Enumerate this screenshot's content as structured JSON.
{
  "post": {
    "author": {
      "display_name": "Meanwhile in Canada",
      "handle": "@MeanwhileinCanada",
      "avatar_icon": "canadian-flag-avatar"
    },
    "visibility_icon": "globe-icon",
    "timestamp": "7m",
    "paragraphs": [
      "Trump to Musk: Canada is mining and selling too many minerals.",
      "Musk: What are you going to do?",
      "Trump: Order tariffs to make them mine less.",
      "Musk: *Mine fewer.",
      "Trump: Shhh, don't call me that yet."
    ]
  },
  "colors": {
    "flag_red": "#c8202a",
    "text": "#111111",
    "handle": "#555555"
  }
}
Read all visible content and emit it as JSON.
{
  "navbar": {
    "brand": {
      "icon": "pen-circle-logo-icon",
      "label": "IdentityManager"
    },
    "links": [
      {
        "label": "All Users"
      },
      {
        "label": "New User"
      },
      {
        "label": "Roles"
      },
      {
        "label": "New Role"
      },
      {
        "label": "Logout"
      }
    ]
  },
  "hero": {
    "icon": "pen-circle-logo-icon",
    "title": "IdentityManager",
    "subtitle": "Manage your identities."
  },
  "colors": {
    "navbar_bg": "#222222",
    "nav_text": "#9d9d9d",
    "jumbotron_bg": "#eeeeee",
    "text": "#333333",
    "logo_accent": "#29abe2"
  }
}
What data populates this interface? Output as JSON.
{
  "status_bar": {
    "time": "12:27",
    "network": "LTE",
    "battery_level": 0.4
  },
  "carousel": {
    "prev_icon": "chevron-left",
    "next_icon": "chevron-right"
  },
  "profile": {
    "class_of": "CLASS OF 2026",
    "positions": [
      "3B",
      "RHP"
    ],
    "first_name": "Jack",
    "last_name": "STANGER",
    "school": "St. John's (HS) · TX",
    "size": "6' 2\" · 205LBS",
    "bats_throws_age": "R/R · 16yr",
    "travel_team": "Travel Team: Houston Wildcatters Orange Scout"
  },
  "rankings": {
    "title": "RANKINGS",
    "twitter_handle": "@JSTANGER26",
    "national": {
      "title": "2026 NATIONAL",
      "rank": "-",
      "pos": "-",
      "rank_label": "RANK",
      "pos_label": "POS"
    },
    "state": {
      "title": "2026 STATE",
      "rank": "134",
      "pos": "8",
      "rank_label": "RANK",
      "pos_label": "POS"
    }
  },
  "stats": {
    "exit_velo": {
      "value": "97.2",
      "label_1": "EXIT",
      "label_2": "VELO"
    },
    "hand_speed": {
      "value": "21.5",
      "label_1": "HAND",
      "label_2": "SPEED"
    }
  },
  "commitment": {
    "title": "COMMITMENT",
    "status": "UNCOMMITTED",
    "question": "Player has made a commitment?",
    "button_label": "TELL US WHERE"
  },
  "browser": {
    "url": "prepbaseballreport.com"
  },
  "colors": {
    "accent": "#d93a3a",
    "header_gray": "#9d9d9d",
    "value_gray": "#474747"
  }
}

- - - -

Nothing may be left out: return each entry exactly as it reads.

Enumerate this screenshot's content as structured JSON.
{
  "post": {
    "author": {
      "display_name": "Meanwhile in Canada",
      "handle": "@MeanwhileinCanada",
      "avatar_icon": "canadian-flag-avatar"
    },
    "visibility_icon": "globe-icon",
    "timestamp": "7m",
    "paragraphs": [
      "Trump to Musk: Canada is mining and selling too many minerals.",
      "Musk: What are you going to do?",
      "Trump: Order tariffs to make them mine less.",
      "Musk: *Mine fewer.",
      "Trump: Shhh, don't call me that yet."
    ]
  },
  "colors": {
    "flag_red": "#c8202a",
    "text": "#111111",
    "handle": "#555555"
  }
}
Read all visible content and emit it as JSON.
{
  "navbar": {
    "brand": {
      "icon": "pen-circle-logo-icon",
      "label": "IdentityManager"
    },
    "links": [
      {
        "label": "All Users"
      },
      {
        "label": "New User"
      },
      {
        "label": "Roles"
      },
      {
        "label": "New Role"
      },
      {
        "label": "Logout"
      }
    ]
  },
  "hero": {
    "icon": "pen-circle-logo-icon",
    "title": "IdentityManager",
    "subtitle": "Manage your identities."
  },
  "colors": {
    "navbar_bg": "#222222",
    "nav_text": "#9d9d9d",
    "jumbotron_bg": "#eeeeee",
    "text": "#333333",
    "logo_accent": "#29abe2"
  }
}
What data populates this interface? Output as JSON.
{
  "status_bar": {
    "time": "12:27",
    "network": "LTE",
    "battery_level": 0.4
  },
  "carousel": {
    "prev_icon": "chevron-left",
    "next_icon": "chevron-right"
  },
  "profile": {
    "class_of": "CLASS OF 2026",
    "positions": [
      "3B",
      "RHP"
    ],
    "first_name": "Jack",
    "last_name": "STANGER",
    "school": "St. John's (HS) · TX",
    "size": "6' 2\" · 205LBS",
    "bats_throws_age": "R/R · 16yr",
    "travel_team": "Travel Team: Houston Wildcatters Orange Scout"
  },
  "rankings": {
    "title": "RANKINGS",
    "twitter_handle": "@JSTANGER26",
    "national": {
      "title": "2026 NATIONAL",
      "rank": "-",
      "pos": "-",
      "rank_label": "RANK",
      "pos_label": "POS"
    },
    "state": {
      "title": "2026 STATE",
      "rank": "134",
      "pos": "8",
      "rank_label": "RANK",
      "pos_label": "POS"
    }
  },
  "stats": {
    "exit_velo": {
      "value": "97.2",
      "label_1": "EXIT",
      "label_2": "VELO"
    },
    "hand_speed": {
      "value": "21.5",
      "label_1": "HAND",
      "label_2": "SPEED"
    }
  },
  "commitment": {
    "title": "COMMITMENT",
    "status": "UNCOMMITTED",
    "question": "Player has made a commitment?",
    "button_label": "TELL US WHERE"
  },
  "browser": {
    "url": "prepbaseballreport.com"
  },
  "colors": {
    "accent": "#d93a3a",
    "header_gray": "#9d9d9d",
    "value_gray": "#474747"
  }
}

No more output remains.